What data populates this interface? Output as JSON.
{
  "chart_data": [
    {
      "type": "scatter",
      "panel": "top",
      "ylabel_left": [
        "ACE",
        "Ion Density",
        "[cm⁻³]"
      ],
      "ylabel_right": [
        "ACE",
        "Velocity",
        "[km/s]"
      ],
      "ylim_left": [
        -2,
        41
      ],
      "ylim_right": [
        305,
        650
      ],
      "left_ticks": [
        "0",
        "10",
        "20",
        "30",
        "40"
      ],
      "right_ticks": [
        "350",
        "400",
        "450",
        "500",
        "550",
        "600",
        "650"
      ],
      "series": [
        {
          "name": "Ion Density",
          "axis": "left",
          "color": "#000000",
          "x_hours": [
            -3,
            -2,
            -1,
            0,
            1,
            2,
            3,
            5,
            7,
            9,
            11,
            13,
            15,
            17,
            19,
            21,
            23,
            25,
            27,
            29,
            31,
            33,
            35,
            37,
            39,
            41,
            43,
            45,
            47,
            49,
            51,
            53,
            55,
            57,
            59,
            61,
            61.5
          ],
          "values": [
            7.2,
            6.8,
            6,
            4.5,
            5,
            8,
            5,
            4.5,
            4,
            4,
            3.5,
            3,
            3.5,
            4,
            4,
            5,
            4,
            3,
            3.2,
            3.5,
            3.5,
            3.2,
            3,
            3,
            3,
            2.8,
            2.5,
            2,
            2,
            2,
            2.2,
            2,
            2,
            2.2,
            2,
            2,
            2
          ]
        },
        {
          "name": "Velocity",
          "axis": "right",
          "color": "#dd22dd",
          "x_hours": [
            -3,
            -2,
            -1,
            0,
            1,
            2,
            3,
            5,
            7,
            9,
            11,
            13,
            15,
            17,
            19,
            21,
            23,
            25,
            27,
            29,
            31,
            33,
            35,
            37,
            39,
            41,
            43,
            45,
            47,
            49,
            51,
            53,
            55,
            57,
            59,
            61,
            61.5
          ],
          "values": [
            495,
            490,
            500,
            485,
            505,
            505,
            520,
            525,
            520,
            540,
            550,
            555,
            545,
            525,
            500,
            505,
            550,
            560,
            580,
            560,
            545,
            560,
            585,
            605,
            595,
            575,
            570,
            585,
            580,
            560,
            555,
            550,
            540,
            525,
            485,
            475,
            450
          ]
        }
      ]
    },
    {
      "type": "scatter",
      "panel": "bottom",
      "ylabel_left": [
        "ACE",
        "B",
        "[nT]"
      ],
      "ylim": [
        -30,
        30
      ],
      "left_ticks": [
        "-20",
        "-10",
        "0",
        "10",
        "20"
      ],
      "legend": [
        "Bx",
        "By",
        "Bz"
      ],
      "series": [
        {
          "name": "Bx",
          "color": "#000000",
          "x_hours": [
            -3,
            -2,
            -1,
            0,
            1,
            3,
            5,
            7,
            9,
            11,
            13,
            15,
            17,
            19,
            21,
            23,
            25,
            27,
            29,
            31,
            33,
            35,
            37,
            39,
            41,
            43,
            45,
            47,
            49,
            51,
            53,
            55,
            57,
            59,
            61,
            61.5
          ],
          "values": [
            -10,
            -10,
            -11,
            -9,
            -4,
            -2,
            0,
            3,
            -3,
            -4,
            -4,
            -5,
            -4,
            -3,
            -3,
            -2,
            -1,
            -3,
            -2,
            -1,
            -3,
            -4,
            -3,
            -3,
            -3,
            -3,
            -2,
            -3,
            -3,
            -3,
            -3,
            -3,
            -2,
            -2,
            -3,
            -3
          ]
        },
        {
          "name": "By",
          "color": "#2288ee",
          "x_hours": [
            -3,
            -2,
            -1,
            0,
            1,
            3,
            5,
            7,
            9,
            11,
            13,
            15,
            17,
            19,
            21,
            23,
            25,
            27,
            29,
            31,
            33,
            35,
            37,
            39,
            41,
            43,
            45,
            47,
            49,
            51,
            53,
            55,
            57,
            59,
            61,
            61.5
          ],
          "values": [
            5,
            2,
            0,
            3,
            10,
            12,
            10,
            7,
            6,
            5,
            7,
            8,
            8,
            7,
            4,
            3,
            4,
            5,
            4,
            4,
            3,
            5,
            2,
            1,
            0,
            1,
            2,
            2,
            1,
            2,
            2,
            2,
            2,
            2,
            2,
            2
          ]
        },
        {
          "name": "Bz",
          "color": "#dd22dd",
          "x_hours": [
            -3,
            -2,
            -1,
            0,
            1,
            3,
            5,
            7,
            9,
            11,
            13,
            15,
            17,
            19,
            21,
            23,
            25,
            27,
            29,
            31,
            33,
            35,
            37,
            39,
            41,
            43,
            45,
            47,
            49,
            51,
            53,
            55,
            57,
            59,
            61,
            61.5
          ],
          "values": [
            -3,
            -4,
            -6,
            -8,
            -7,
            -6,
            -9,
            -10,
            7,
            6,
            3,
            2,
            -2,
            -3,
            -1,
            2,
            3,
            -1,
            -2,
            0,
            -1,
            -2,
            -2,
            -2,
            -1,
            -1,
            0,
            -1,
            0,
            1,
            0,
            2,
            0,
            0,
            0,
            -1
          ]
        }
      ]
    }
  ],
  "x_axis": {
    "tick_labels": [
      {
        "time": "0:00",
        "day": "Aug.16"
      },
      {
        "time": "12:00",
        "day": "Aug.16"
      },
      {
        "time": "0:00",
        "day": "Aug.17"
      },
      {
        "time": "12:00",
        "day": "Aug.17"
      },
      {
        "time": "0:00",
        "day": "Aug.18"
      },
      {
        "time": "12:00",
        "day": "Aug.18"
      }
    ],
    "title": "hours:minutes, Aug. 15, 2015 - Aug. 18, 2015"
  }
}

____________________

*WHAT IS BEING ASKED*. Each line that contains the string "name" counts once; report how many such lines the entries have, giving only the number.

*COMPLETE OUTPUT*. 5